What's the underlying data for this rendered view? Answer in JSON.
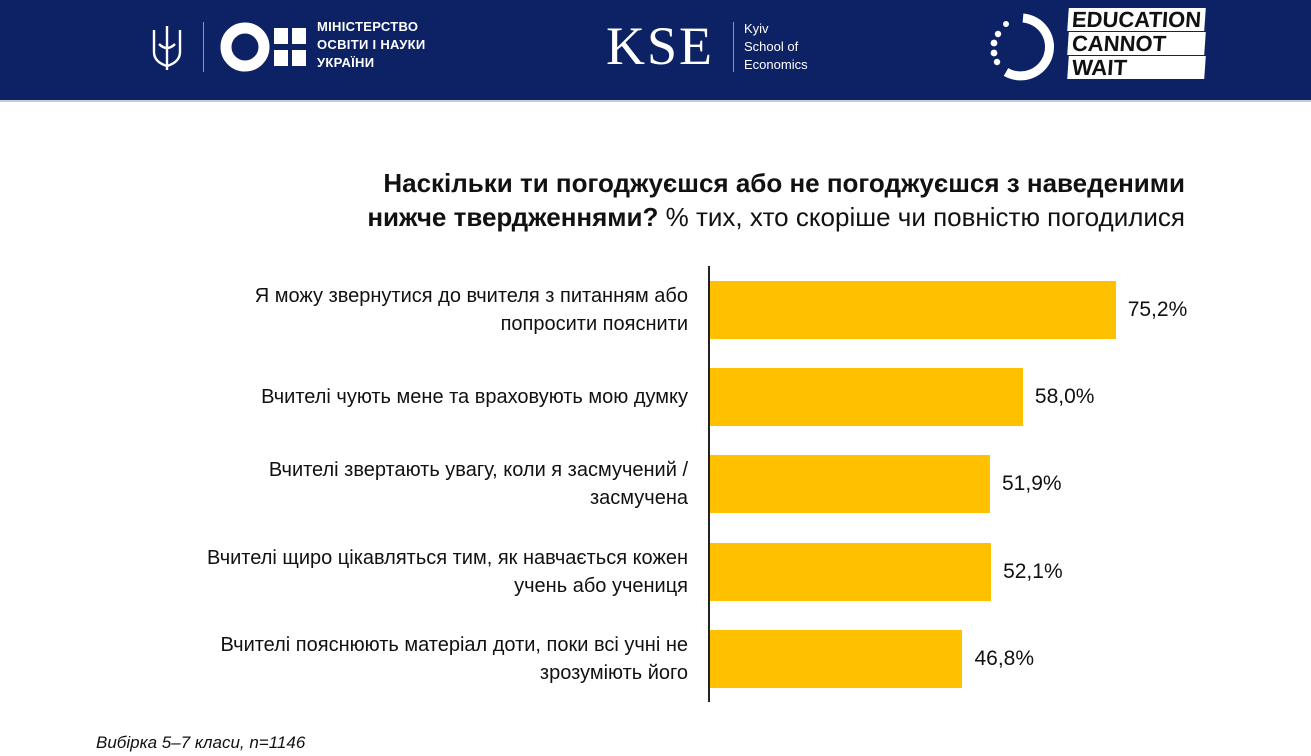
{
  "header": {
    "ministry_lines": [
      "МІНІСТЕРСТВО",
      "ОСВІТИ І НАУКИ",
      "УКРАЇНИ"
    ],
    "kse_logo": "KSE",
    "kse_sub_lines": [
      "Kyiv",
      "School of",
      "Economics"
    ],
    "ecw_words": [
      "EDUCATION",
      "CANNOT",
      "WAIT"
    ]
  },
  "colors": {
    "header_bg": "#0d2265",
    "bar": "#ffc000"
  },
  "chart_data": {
    "type": "bar",
    "orientation": "horizontal",
    "title": "Наскільки ти погоджуєшся або не погоджуєшся з наведеними нижче твердженнями?",
    "subtitle": "% тих, хто скоріше чи повністю погодилися",
    "categories": [
      "Я можу звернутися до вчителя з питанням або попросити пояснити",
      "Вчителі чують мене та враховують мою думку",
      "Вчителі звертають увагу, коли я засмучений / засмучена",
      "Вчителі щиро цікавляться тим, як навчається кожен учень або учениця",
      "Вчителі пояснюють матеріал доти, поки всі учні не зрозуміють його"
    ],
    "values": [
      75.2,
      58.0,
      51.9,
      52.1,
      46.8
    ],
    "value_labels": [
      "75,2%",
      "58,0%",
      "51,9%",
      "52,1%",
      "46,8%"
    ],
    "xlim": [
      0,
      100
    ]
  },
  "footnote": "Вибірка 5–7 класи, n=1146"
}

GIVEN INSTRUCTION » Print all the records again exactly; do not include any picture.

FULL RESPONSE »
What's the underlying data for this rendered view? Answer in JSON.
{
  "header": {
    "ministry_lines": [
      "МІНІСТЕРСТВО",
      "ОСВІТИ І НАУКИ",
      "УКРАЇНИ"
    ],
    "kse_logo": "KSE",
    "kse_sub_lines": [
      "Kyiv",
      "School of",
      "Economics"
    ],
    "ecw_words": [
      "EDUCATION",
      "CANNOT",
      "WAIT"
    ]
  },
  "colors": {
    "header_bg": "#0d2265",
    "bar": "#ffc000"
  },
  "chart_data": {
    "type": "bar",
    "orientation": "horizontal",
    "title": "Наскільки ти погоджуєшся або не погоджуєшся з наведеними нижче твердженнями?",
    "subtitle": "% тих, хто скоріше чи повністю погодилися",
    "categories": [
      "Я можу звернутися до вчителя з питанням або попросити пояснити",
      "Вчителі чують мене та враховують мою думку",
      "Вчителі звертають увагу, коли я засмучений / засмучена",
      "Вчителі щиро цікавляться тим, як навчається кожен учень або учениця",
      "Вчителі пояснюють матеріал доти, поки всі учні не зрозуміють його"
    ],
    "values": [
      75.2,
      58.0,
      51.9,
      52.1,
      46.8
    ],
    "value_labels": [
      "75,2%",
      "58,0%",
      "51,9%",
      "52,1%",
      "46,8%"
    ],
    "xlim": [
      0,
      100
    ]
  },
  "footnote": "Вибірка 5–7 класи, n=1146"
}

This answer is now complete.